• TASK STATEMENT: Check every line of the data below for the string "lights", and copy the ones that hold it.

Stored records:
** begin **

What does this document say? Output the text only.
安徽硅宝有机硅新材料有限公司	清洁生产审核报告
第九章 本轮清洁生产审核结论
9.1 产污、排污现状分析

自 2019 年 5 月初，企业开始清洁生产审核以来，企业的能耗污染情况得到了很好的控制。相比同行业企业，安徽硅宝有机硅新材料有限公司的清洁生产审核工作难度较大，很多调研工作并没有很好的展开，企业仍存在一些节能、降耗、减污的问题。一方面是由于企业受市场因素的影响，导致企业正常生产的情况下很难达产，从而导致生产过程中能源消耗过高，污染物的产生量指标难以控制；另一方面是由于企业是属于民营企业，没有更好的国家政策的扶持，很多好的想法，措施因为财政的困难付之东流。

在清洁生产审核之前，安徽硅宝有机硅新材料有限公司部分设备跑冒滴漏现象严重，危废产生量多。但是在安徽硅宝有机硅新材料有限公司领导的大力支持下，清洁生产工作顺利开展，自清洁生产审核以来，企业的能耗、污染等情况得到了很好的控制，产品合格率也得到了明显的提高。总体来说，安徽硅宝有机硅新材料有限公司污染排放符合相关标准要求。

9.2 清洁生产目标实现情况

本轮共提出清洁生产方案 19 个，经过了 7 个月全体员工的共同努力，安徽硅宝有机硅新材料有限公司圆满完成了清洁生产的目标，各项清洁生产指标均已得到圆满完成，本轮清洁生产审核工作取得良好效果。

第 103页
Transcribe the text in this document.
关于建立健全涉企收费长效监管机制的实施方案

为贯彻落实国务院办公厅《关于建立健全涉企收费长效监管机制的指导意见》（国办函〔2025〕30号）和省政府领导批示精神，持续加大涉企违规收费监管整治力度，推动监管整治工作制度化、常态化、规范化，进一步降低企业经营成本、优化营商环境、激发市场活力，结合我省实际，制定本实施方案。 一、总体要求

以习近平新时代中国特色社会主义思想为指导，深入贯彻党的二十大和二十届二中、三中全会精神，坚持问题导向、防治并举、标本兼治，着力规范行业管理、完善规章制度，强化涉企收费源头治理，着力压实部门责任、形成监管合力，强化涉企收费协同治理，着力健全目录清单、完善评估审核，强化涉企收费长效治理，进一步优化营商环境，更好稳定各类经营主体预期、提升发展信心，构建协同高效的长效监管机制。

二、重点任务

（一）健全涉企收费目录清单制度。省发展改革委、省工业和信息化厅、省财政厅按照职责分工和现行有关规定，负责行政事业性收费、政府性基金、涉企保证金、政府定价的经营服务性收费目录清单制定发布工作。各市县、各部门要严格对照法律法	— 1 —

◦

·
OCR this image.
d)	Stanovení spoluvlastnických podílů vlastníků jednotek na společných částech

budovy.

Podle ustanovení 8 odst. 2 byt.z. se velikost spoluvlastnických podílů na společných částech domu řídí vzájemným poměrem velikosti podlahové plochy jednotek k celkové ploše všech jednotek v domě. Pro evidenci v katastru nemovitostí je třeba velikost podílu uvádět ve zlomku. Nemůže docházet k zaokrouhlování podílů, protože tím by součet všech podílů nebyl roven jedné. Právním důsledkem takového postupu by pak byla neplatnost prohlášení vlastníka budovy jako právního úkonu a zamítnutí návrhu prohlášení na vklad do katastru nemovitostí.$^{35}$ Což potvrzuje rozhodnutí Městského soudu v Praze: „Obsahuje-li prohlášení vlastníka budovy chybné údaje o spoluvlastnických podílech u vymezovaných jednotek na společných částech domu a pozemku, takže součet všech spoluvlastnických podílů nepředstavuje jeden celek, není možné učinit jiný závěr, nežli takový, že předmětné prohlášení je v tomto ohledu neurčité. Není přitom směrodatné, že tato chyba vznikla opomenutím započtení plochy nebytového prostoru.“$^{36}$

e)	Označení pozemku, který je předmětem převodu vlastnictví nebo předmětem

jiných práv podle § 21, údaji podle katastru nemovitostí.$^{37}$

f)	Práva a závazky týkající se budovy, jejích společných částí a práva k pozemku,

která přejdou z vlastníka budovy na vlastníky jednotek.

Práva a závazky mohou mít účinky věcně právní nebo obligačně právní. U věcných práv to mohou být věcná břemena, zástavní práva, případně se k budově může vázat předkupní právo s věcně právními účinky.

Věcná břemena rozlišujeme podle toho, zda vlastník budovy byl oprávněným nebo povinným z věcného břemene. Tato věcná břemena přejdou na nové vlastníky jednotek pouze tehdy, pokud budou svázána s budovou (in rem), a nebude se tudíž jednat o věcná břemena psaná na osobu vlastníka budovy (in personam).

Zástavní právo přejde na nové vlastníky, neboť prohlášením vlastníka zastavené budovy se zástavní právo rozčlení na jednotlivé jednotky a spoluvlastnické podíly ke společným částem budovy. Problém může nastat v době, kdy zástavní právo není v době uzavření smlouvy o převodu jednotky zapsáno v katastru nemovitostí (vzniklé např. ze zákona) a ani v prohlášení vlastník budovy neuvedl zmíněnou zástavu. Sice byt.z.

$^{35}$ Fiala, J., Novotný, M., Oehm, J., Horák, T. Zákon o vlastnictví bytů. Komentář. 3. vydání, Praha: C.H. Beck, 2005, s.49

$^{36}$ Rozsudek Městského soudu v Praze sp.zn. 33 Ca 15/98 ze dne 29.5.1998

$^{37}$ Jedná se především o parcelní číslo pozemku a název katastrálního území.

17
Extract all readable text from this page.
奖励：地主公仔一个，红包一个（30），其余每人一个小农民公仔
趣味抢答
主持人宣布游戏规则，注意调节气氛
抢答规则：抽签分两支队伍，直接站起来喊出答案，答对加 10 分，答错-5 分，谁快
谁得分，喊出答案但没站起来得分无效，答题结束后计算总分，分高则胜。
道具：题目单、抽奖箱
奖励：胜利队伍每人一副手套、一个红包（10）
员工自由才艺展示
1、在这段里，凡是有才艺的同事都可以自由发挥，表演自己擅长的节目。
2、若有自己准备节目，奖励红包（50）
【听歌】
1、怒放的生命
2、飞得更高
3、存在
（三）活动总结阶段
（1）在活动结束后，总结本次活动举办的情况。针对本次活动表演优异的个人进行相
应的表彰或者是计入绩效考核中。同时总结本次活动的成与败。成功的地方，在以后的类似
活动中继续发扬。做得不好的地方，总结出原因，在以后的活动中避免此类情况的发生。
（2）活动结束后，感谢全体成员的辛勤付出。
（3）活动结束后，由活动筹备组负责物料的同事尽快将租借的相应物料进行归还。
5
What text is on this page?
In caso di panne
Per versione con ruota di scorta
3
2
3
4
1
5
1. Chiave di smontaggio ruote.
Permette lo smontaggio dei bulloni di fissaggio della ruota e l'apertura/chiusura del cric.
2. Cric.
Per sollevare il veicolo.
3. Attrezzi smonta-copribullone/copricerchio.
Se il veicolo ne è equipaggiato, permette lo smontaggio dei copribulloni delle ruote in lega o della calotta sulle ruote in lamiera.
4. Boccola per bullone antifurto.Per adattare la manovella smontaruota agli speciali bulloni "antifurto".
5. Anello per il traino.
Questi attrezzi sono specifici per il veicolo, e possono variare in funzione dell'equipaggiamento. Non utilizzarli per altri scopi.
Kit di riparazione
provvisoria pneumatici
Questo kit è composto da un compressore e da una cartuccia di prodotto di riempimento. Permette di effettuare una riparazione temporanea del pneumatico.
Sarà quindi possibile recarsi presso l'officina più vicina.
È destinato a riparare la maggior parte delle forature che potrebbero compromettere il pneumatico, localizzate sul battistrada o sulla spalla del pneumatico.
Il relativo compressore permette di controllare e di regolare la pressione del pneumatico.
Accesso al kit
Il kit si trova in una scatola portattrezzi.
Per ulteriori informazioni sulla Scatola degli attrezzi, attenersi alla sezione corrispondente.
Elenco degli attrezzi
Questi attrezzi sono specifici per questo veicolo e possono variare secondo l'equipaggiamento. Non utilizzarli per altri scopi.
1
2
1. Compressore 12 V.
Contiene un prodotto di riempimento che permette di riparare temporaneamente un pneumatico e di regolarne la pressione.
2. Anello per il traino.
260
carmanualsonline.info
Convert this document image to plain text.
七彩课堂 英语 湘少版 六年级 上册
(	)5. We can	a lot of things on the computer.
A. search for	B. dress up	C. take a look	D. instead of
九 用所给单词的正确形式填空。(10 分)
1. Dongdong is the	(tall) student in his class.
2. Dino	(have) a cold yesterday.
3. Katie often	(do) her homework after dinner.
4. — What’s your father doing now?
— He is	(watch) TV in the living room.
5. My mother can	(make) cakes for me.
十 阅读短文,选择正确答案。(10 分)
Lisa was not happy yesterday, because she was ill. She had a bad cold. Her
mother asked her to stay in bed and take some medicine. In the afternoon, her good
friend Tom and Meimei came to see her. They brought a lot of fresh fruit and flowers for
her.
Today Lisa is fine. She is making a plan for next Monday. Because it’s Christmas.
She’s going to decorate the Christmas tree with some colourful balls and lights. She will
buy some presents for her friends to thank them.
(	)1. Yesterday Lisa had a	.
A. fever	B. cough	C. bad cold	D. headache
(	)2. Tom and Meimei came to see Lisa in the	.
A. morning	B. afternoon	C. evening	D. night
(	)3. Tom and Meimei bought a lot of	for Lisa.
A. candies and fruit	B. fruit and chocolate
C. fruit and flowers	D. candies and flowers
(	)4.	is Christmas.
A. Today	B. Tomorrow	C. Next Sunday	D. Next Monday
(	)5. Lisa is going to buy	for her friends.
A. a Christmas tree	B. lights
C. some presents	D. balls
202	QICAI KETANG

** end **

• ANSWER FOR THIS EXERCISE:
She’s going to decorate the Christmas tree with some colourful balls and lights. She will
A. a Christmas tree	B. lights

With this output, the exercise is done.